* START *

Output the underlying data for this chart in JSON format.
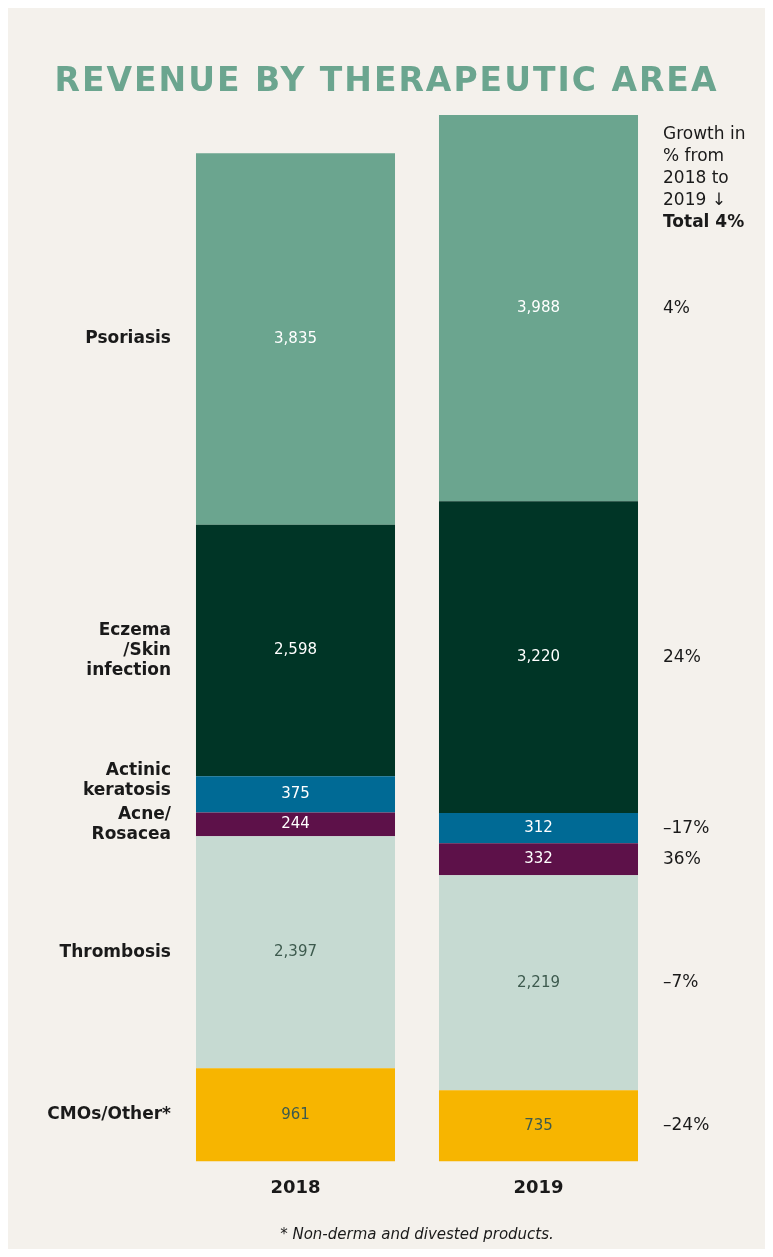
{
  "chart_data": {
    "type": "bar",
    "title": "REVENUE BY THERAPEUTIC AREA",
    "categories": [
      "2018",
      "2019"
    ],
    "stacked": true,
    "tick_labels": "x",
    "legend": false,
    "series": [
      {
        "name": "CMOs/Other*",
        "color": "#f7b500",
        "values": [
          961,
          735
        ],
        "value_labels": [
          "961",
          "735"
        ]
      },
      {
        "name": "Thrombosis",
        "color": "#c6dad2",
        "values": [
          2397,
          2219
        ],
        "value_labels": [
          "2,397",
          "2,219"
        ]
      },
      {
        "name": "Acne/ Rosacea",
        "color": "#5d1149",
        "values": [
          244,
          332
        ],
        "value_labels": [
          "244",
          "332"
        ]
      },
      {
        "name": "Actinic keratosis",
        "color": "#006a95",
        "values": [
          375,
          312
        ],
        "value_labels": [
          "375",
          "312"
        ]
      },
      {
        "name": "Eczema /Skin infection",
        "color": "#003526",
        "values": [
          2598,
          3220
        ],
        "value_labels": [
          "2,598",
          "3,220"
        ]
      },
      {
        "name": "Psoriasis",
        "color": "#6ba58f",
        "values": [
          3835,
          3988
        ],
        "value_labels": [
          "3,835",
          "3,988"
        ]
      }
    ],
    "annotations": [
      "Growth in % from 2018 to 2019 ↓",
      "Total 4%",
      "4%",
      "24%",
      "–17%",
      "36%",
      "–7%",
      "–24%",
      "* Non-derma and divested products."
    ]
  }
}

* END *

- Work required
Reproduce each entry precisely, dropping only the pictures.

- Solved problem
Output the underlying data for this chart in JSON format.
{
  "chart_data": {
    "type": "bar",
    "title": "REVENUE BY THERAPEUTIC AREA",
    "categories": [
      "2018",
      "2019"
    ],
    "stacked": true,
    "tick_labels": "x",
    "legend": false,
    "series": [
      {
        "name": "CMOs/Other*",
        "color": "#f7b500",
        "values": [
          961,
          735
        ],
        "value_labels": [
          "961",
          "735"
        ]
      },
      {
        "name": "Thrombosis",
        "color": "#c6dad2",
        "values": [
          2397,
          2219
        ],
        "value_labels": [
          "2,397",
          "2,219"
        ]
      },
      {
        "name": "Acne/ Rosacea",
        "color": "#5d1149",
        "values": [
          244,
          332
        ],
        "value_labels": [
          "244",
          "332"
        ]
      },
      {
        "name": "Actinic keratosis",
        "color": "#006a95",
        "values": [
          375,
          312
        ],
        "value_labels": [
          "375",
          "312"
        ]
      },
      {
        "name": "Eczema /Skin infection",
        "color": "#003526",
        "values": [
          2598,
          3220
        ],
        "value_labels": [
          "2,598",
          "3,220"
        ]
      },
      {
        "name": "Psoriasis",
        "color": "#6ba58f",
        "values": [
          3835,
          3988
        ],
        "value_labels": [
          "3,835",
          "3,988"
        ]
      }
    ],
    "annotations": [
      "Growth in % from 2018 to 2019 ↓",
      "Total 4%",
      "4%",
      "24%",
      "–17%",
      "36%",
      "–7%",
      "–24%",
      "* Non-derma and divested products."
    ]
  }
}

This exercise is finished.